* start PROVIDED DATA *

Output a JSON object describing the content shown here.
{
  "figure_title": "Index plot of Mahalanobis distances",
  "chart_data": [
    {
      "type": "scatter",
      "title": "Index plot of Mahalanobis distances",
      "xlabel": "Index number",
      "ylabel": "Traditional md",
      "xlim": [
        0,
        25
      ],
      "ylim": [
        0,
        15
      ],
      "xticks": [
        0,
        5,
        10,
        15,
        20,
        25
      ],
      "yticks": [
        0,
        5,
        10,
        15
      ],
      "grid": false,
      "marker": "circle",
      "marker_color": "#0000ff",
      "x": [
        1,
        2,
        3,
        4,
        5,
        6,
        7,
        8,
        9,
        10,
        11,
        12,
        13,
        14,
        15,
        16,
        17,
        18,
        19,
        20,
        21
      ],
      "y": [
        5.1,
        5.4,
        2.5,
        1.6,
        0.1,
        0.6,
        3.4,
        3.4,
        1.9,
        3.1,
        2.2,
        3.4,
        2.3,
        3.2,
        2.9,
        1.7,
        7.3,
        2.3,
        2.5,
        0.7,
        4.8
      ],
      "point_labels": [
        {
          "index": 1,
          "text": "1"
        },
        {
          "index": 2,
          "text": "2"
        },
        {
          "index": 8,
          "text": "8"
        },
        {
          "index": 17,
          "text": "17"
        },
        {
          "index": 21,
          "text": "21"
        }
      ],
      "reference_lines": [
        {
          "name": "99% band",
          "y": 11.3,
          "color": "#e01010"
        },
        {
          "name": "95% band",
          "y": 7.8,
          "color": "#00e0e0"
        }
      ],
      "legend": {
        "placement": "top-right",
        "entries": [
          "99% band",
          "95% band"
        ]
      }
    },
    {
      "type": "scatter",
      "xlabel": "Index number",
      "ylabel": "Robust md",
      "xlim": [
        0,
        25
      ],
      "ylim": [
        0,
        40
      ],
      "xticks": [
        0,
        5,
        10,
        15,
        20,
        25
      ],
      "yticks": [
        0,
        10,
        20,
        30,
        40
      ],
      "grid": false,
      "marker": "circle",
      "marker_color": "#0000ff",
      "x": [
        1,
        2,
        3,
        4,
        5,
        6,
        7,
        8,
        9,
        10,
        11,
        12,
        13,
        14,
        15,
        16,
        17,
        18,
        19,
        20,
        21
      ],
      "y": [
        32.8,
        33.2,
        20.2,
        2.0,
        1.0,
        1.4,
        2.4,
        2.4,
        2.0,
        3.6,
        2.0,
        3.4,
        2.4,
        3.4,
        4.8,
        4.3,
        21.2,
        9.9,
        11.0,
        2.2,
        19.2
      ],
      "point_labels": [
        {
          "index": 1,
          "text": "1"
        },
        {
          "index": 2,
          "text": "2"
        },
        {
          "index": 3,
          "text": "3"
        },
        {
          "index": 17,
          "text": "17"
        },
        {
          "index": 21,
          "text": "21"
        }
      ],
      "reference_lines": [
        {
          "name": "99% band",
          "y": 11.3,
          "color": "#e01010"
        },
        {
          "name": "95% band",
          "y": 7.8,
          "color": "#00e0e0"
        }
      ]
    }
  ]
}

* end PROVIDED DATA *

- **GIVEN EXERCISE**
Copy out all of the records above with nothing altered.

- **SOLUTION TO THIS EXERCISE**
Output a JSON object describing the content shown here.
{
  "figure_title": "Index plot of Mahalanobis distances",
  "chart_data": [
    {
      "type": "scatter",
      "title": "Index plot of Mahalanobis distances",
      "xlabel": "Index number",
      "ylabel": "Traditional md",
      "xlim": [
        0,
        25
      ],
      "ylim": [
        0,
        15
      ],
      "xticks": [
        0,
        5,
        10,
        15,
        20,
        25
      ],
      "yticks": [
        0,
        5,
        10,
        15
      ],
      "grid": false,
      "marker": "circle",
      "marker_color": "#0000ff",
      "x": [
        1,
        2,
        3,
        4,
        5,
        6,
        7,
        8,
        9,
        10,
        11,
        12,
        13,
        14,
        15,
        16,
        17,
        18,
        19,
        20,
        21
      ],
      "y": [
        5.1,
        5.4,
        2.5,
        1.6,
        0.1,
        0.6,
        3.4,
        3.4,
        1.9,
        3.1,
        2.2,
        3.4,
        2.3,
        3.2,
        2.9,
        1.7,
        7.3,
        2.3,
        2.5,
        0.7,
        4.8
      ],
      "point_labels": [
        {
          "index": 1,
          "text": "1"
        },
        {
          "index": 2,
          "text": "2"
        },
        {
          "index": 8,
          "text": "8"
        },
        {
          "index": 17,
          "text": "17"
        },
        {
          "index": 21,
          "text": "21"
        }
      ],
      "reference_lines": [
        {
          "name": "99% band",
          "y": 11.3,
          "color": "#e01010"
        },
        {
          "name": "95% band",
          "y": 7.8,
          "color": "#00e0e0"
        }
      ],
      "legend": {
        "placement": "top-right",
        "entries": [
          "99% band",
          "95% band"
        ]
      }
    },
    {
      "type": "scatter",
      "xlabel": "Index number",
      "ylabel": "Robust md",
      "xlim": [
        0,
        25
      ],
      "ylim": [
        0,
        40
      ],
      "xticks": [
        0,
        5,
        10,
        15,
        20,
        25
      ],
      "yticks": [
        0,
        10,
        20,
        30,
        40
      ],
      "grid": false,
      "marker": "circle",
      "marker_color": "#0000ff",
      "x": [
        1,
        2,
        3,
        4,
        5,
        6,
        7,
        8,
        9,
        10,
        11,
        12,
        13,
        14,
        15,
        16,
        17,
        18,
        19,
        20,
        21
      ],
      "y": [
        32.8,
        33.2,
        20.2,
        2.0,
        1.0,
        1.4,
        2.4,
        2.4,
        2.0,
        3.6,
        2.0,
        3.4,
        2.4,
        3.4,
        4.8,
        4.3,
        21.2,
        9.9,
        11.0,
        2.2,
        19.2
      ],
      "point_labels": [
        {
          "index": 1,
          "text": "1"
        },
        {
          "index": 2,
          "text": "2"
        },
        {
          "index": 3,
          "text": "3"
        },
        {
          "index": 17,
          "text": "17"
        },
        {
          "index": 21,
          "text": "21"
        }
      ],
      "reference_lines": [
        {
          "name": "99% band",
          "y": 11.3,
          "color": "#e01010"
        },
        {
          "name": "95% band",
          "y": 7.8,
          "color": "#00e0e0"
        }
      ]
    }
  ]
}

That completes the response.